Silantro has some of the best tacos in Manila. I swear by their incomparably juicy and flavorful lengua (beef tongue) and oxtail, so I recommended these as well to my dinner companions. We decided to order the Lengua Ligero, b t there are also options to get two or three different meats in one taco. This was as good as the previous times I’d tried it, made even better by their cilantro-based house sauce and hot sauce. Their tacos are as delicious as they are messy, but I have no complaints. And apparently, no issues about licking off the juices that run down my fingers.
Yeasty Boys Digital IPA from New Zealand was a big surprise. It was aggressive, bold and boozy. While it claimed an A.B.V. of 7.0%, its impact on the senses was almost barleywine-like. Great stuff from the brewery that was patronized by the cast and crew of The Hobbit while filming in New Zealand. This beer definitely had all the intensity and intimidation of a Maori haka. Luckily, the taco was pretty bold as well, but the hops and the hot sauce had my tongue burning for a while.

● TASK A:
Please explain, in one to three sentences, why the writer of the taco and beer review recommended the lengua and oxtail to the dinner companions.
● TASK B:
Answer these questions from the taco and beer review:
(i) What meat is lengua?
(ii) What country is the Yeasty Boys Digital IPA from?
(iii) What A.B.V. did the IPA claim?

● THE DATA:
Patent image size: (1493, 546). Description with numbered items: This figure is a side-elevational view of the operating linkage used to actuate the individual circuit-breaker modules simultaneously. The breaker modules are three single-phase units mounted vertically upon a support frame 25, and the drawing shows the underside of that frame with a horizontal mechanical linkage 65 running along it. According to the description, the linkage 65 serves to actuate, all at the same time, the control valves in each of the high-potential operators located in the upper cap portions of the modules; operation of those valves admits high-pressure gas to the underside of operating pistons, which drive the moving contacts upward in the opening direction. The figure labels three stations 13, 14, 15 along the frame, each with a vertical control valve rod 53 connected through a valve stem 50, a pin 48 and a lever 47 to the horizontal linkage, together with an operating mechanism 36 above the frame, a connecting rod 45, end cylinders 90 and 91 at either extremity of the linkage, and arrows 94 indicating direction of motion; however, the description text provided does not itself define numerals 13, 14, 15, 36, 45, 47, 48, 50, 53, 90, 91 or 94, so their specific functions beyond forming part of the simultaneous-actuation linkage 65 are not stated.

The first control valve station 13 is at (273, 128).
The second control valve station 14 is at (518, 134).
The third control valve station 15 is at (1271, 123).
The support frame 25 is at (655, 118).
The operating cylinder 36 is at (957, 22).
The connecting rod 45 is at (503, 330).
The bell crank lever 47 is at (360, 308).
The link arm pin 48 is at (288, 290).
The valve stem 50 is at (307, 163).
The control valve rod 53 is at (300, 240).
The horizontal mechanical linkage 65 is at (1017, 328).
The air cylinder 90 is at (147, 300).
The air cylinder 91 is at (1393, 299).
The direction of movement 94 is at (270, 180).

● RESPONSE BOX A:
The writer swears by Silantro's lengua (beef tongue) and oxtail, finding them incomparably juicy and flavorful, and so recommended them to the dinner companions as well.

● RESPONSE BOX B:
(i) Beef tongue.
(ii) New Zealand.
(iii) 7.0%.